Problem details:
Reproduce without changes the passage of the F. J. Harvey Darton text that begins with the words containing "Darton was the" and ends with "to English schoolchildren.".

Text section:
/---

F. J. Harvey Darton


Frederick Joseph Harvey Darton was an author, publisher, and historian of children's literature, notably for a pioneering work The Story of English Children's Books in England: Five Centuries of Social Life. The Children's Books History Society makes an award in his honour.

Biography

Darton was the oldest child of Joseph William Darton and Mary Darton. Joseph was a partner in the publishing firm Wells Gardner, Darton and Company, which had been started by William Wells Gardner to produce mainly ecclesiastical texts, but had branched out into children's literature with Joseph's involvement. The family involvement in publishing children's literature went back to 1787, with the two publishing firms of Frederick's great-grandfather and great-great-grandfather, William Darton. William Darton had pioneered the publication of books for children, introducing Ann and Jane Taylor to English schoolchildren.
Darton attended Sutton Valence School and Dover College, and graduated from St John's College, Oxford in 1899 with a degree in classics. While at college, he visited Dorset many times on reading parties, and developed a love of the county which would last his entire life.

\---

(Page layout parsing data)
/---

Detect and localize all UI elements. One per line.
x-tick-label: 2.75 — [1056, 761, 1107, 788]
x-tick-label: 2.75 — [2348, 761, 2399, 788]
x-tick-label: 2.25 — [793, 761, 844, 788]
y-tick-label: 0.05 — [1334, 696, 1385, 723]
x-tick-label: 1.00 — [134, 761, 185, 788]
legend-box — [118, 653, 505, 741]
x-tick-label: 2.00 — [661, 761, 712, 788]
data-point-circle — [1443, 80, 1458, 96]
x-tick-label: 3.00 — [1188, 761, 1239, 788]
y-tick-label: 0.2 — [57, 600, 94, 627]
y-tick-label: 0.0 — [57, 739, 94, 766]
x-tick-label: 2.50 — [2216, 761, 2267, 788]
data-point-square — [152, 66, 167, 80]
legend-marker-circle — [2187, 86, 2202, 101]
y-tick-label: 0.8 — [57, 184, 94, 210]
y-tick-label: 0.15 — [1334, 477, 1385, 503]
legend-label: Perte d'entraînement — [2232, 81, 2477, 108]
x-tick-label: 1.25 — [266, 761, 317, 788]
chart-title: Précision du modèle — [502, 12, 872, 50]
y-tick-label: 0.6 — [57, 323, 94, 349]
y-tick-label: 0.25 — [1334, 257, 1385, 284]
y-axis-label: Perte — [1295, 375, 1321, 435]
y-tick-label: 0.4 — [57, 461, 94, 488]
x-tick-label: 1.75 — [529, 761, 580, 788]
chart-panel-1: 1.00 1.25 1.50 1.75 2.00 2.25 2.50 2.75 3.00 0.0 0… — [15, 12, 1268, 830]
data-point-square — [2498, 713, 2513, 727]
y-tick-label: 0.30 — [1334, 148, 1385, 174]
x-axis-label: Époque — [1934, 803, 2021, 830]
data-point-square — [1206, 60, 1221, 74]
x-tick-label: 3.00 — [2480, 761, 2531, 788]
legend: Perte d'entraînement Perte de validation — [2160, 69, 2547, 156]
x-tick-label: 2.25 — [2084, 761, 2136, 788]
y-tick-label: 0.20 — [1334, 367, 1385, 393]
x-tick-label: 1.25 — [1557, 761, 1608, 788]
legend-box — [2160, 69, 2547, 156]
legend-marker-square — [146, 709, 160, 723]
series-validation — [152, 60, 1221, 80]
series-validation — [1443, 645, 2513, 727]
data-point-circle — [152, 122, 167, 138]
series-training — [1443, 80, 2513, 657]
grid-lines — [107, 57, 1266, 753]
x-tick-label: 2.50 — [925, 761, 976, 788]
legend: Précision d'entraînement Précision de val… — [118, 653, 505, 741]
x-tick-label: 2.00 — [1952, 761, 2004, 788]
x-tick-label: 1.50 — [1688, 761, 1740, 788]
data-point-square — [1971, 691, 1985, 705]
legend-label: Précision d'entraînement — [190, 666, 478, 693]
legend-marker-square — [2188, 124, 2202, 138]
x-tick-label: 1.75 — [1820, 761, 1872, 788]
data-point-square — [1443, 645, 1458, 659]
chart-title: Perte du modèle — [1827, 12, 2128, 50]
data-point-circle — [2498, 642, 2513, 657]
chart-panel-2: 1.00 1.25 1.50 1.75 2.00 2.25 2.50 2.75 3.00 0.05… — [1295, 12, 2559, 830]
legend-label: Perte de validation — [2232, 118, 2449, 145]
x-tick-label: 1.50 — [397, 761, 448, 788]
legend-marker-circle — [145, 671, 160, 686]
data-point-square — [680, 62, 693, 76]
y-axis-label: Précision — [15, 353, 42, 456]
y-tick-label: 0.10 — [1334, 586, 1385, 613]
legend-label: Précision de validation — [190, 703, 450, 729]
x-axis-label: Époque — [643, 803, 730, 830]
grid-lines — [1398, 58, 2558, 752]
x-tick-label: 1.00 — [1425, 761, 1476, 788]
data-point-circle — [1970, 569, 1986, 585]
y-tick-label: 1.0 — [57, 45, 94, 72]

\---

Completed exercise:
Darton was the oldest child of Joseph William Darton and Mary Darton. Joseph was a partner in the publishing firm Wells Gardner, Darton and Company, which had been started by William Wells Gardner to produce mainly ecclesiastical texts, but had branched out into children's literature with Joseph's involvement. The family involvement in publishing children's literature went back to 1787, with the two publishing firms of Frederick's great-grandfather and great-great-grandfather, William Darton. William Darton had pioneered the publication of books for children, introducing Ann and Jane Taylor to English schoolchildren.